INSTRUCTIONS FOR THE TASK:
Can you reproduce every line of the material below word for word, with nothing changed, added or left out?

RAW DATA:
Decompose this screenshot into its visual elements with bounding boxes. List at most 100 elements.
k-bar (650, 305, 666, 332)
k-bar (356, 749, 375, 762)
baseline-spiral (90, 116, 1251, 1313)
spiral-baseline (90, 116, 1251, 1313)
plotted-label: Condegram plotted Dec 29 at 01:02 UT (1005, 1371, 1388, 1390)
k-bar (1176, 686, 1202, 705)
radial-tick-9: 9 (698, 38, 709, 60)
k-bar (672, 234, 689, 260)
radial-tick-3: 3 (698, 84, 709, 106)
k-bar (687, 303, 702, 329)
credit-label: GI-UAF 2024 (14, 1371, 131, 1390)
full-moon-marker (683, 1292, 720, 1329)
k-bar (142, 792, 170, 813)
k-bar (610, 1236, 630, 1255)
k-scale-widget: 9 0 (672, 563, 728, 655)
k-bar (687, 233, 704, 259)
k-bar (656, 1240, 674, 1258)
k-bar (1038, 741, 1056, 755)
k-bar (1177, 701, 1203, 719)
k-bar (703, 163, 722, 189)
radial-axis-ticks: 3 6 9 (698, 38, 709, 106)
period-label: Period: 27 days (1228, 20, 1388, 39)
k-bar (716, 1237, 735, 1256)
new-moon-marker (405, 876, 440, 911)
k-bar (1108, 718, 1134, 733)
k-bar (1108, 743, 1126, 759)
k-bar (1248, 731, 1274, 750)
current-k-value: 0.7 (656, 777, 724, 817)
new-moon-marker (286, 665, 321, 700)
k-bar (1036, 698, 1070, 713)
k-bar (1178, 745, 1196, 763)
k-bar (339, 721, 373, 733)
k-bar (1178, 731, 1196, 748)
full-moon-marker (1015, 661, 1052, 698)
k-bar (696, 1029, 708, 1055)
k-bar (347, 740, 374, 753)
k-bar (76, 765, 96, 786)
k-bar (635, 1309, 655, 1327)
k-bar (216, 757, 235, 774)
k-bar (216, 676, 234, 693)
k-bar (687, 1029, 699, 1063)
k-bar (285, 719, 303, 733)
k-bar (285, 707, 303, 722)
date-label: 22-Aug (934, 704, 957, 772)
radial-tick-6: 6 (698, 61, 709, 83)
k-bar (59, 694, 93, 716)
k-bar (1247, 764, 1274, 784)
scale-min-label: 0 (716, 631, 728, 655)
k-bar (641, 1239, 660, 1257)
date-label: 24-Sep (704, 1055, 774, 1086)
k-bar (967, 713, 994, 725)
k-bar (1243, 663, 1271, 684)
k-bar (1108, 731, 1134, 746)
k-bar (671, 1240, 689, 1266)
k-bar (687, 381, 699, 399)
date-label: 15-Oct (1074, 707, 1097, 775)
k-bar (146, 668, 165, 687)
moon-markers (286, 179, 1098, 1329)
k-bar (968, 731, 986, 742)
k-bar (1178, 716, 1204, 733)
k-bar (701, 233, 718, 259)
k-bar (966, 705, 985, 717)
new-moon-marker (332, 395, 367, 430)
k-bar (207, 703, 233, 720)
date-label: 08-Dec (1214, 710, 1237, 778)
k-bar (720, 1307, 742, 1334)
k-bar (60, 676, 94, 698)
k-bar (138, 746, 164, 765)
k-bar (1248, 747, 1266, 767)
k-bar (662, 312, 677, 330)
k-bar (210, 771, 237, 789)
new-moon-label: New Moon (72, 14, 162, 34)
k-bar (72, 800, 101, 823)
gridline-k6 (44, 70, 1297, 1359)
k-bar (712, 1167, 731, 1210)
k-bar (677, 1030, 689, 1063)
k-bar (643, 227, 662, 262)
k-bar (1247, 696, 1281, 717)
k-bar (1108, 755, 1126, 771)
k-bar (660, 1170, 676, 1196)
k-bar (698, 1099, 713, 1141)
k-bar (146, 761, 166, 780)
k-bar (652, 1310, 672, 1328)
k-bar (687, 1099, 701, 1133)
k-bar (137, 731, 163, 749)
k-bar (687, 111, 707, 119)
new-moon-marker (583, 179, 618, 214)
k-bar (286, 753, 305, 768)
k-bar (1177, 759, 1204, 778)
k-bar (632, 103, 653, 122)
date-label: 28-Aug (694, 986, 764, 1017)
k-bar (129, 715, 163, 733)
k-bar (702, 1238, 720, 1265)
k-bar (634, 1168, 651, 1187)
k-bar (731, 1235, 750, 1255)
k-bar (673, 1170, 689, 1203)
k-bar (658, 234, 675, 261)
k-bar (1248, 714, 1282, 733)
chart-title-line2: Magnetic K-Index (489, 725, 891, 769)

FINAL ANSWER:
Decompose this screenshot into its visual elements with bounding boxes. List at most 100 elements.
k-bar (650, 305, 666, 332)
k-bar (356, 749, 375, 762)
baseline-spiral (90, 116, 1251, 1313)
spiral-baseline (90, 116, 1251, 1313)
plotted-label: Condegram plotted Dec 29 at 01:02 UT (1005, 1371, 1388, 1390)
k-bar (1176, 686, 1202, 705)
radial-tick-9: 9 (698, 38, 709, 60)
k-bar (672, 234, 689, 260)
radial-tick-3: 3 (698, 84, 709, 106)
k-bar (687, 303, 702, 329)
credit-label: GI-UAF 2024 (14, 1371, 131, 1390)
full-moon-marker (683, 1292, 720, 1329)
k-bar (142, 792, 170, 813)
k-bar (610, 1236, 630, 1255)
k-scale-widget: 9 0 (672, 563, 728, 655)
k-bar (687, 233, 704, 259)
k-bar (656, 1240, 674, 1258)
k-bar (1038, 741, 1056, 755)
k-bar (1177, 701, 1203, 719)
k-bar (703, 163, 722, 189)
radial-axis-ticks: 3 6 9 (698, 38, 709, 106)
period-label: Period: 27 days (1228, 20, 1388, 39)
k-bar (716, 1237, 735, 1256)
new-moon-marker (405, 876, 440, 911)
k-bar (1108, 718, 1134, 733)
k-bar (1108, 743, 1126, 759)
k-bar (1248, 731, 1274, 750)
current-k-value: 0.7 (656, 777, 724, 817)
new-moon-marker (286, 665, 321, 700)
k-bar (1036, 698, 1070, 713)
k-bar (1178, 745, 1196, 763)
k-bar (339, 721, 373, 733)
k-bar (1178, 731, 1196, 748)
full-moon-marker (1015, 661, 1052, 698)
k-bar (696, 1029, 708, 1055)
k-bar (347, 740, 374, 753)
k-bar (76, 765, 96, 786)
k-bar (635, 1309, 655, 1327)
k-bar (216, 757, 235, 774)
k-bar (216, 676, 234, 693)
k-bar (687, 1029, 699, 1063)
k-bar (285, 719, 303, 733)
k-bar (285, 707, 303, 722)
date-label: 22-Aug (934, 704, 957, 772)
radial-tick-6: 6 (698, 61, 709, 83)
k-bar (59, 694, 93, 716)
k-bar (1247, 764, 1274, 784)
scale-min-label: 0 (716, 631, 728, 655)
k-bar (641, 1239, 660, 1257)
date-label: 24-Sep (704, 1055, 774, 1086)
k-bar (967, 713, 994, 725)
k-bar (1243, 663, 1271, 684)
k-bar (1108, 731, 1134, 746)
k-bar (671, 1240, 689, 1266)
k-bar (687, 381, 699, 399)
date-label: 15-Oct (1074, 707, 1097, 775)
k-bar (146, 668, 165, 687)
moon-markers (286, 179, 1098, 1329)
k-bar (968, 731, 986, 742)
k-bar (1178, 716, 1204, 733)
k-bar (701, 233, 718, 259)
k-bar (966, 705, 985, 717)
new-moon-marker (332, 395, 367, 430)
k-bar (207, 703, 233, 720)
date-label: 08-Dec (1214, 710, 1237, 778)
k-bar (720, 1307, 742, 1334)
k-bar (60, 676, 94, 698)
k-bar (138, 746, 164, 765)
k-bar (1248, 747, 1266, 767)
k-bar (662, 312, 677, 330)
k-bar (210, 771, 237, 789)
new-moon-label: New Moon (72, 14, 162, 34)
k-bar (72, 800, 101, 823)
gridline-k6 (44, 70, 1297, 1359)
k-bar (712, 1167, 731, 1210)
k-bar (677, 1030, 689, 1063)
k-bar (643, 227, 662, 262)
k-bar (1247, 696, 1281, 717)
k-bar (1108, 755, 1126, 771)
k-bar (660, 1170, 676, 1196)
k-bar (698, 1099, 713, 1141)
k-bar (146, 761, 166, 780)
k-bar (652, 1310, 672, 1328)
k-bar (687, 1099, 701, 1133)
k-bar (137, 731, 163, 749)
k-bar (687, 111, 707, 119)
new-moon-marker (583, 179, 618, 214)
k-bar (286, 753, 305, 768)
k-bar (1177, 759, 1204, 778)
k-bar (632, 103, 653, 122)
date-label: 28-Aug (694, 986, 764, 1017)
k-bar (129, 715, 163, 733)
k-bar (702, 1238, 720, 1265)
k-bar (634, 1168, 651, 1187)
k-bar (731, 1235, 750, 1255)
k-bar (673, 1170, 689, 1203)
k-bar (658, 234, 675, 261)
k-bar (1248, 714, 1282, 733)
chart-title-line2: Magnetic K-Index (489, 725, 891, 769)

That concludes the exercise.